Extracted data entries =>
-- Begin --

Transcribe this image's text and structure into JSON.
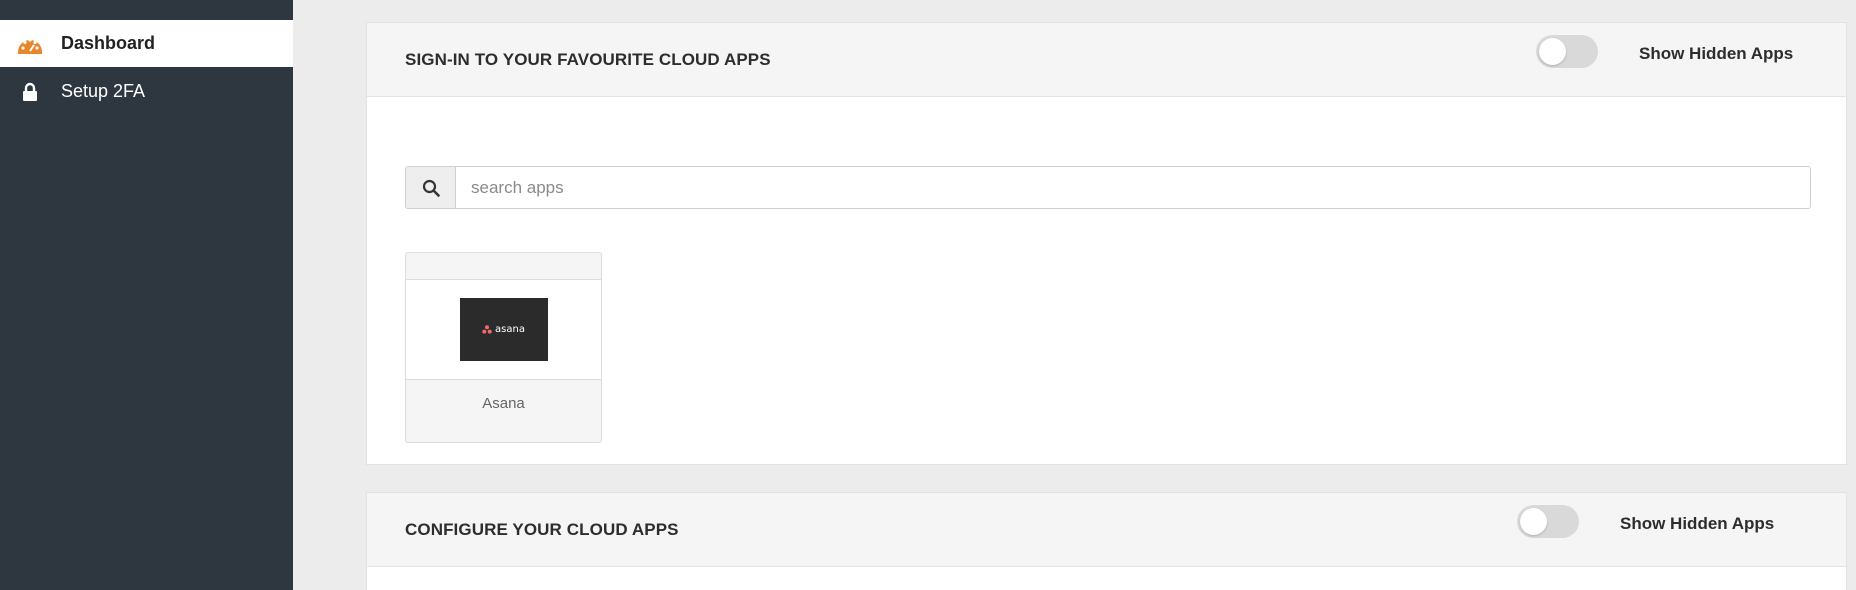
{
  "sidebar": {
    "items": [
      {
        "label": "Dashboard",
        "icon": "dashboard-gauge-icon",
        "active": true
      },
      {
        "label": "Setup 2FA",
        "icon": "lock-icon",
        "active": false
      }
    ]
  },
  "panels": {
    "signin": {
      "title": "SIGN-IN TO YOUR FAVOURITE CLOUD APPS",
      "toggle_label": "Show Hidden Apps",
      "search": {
        "placeholder": "search apps",
        "value": ""
      },
      "apps": [
        {
          "name": "Asana",
          "logo_text": "asana"
        }
      ]
    },
    "configure": {
      "title": "CONFIGURE YOUR CLOUD APPS",
      "toggle_label": "Show Hidden Apps"
    }
  },
  "colors": {
    "sidebar_bg": "#2e363f",
    "accent_orange": "#e8862a",
    "asana_pink": "#f06a6a"
  }
}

-- End --

Aim => Output the lines above in full and exactly as given, omitting any pictures.

Result for this exercise =>
Transcribe this image's text and structure into JSON.
{
  "sidebar": {
    "items": [
      {
        "label": "Dashboard",
        "icon": "dashboard-gauge-icon",
        "active": true
      },
      {
        "label": "Setup 2FA",
        "icon": "lock-icon",
        "active": false
      }
    ]
  },
  "panels": {
    "signin": {
      "title": "SIGN-IN TO YOUR FAVOURITE CLOUD APPS",
      "toggle_label": "Show Hidden Apps",
      "search": {
        "placeholder": "search apps",
        "value": ""
      },
      "apps": [
        {
          "name": "Asana",
          "logo_text": "asana"
        }
      ]
    },
    "configure": {
      "title": "CONFIGURE YOUR CLOUD APPS",
      "toggle_label": "Show Hidden Apps"
    }
  },
  "colors": {
    "sidebar_bg": "#2e363f",
    "accent_orange": "#e8862a",
    "asana_pink": "#f06a6a"
  }
}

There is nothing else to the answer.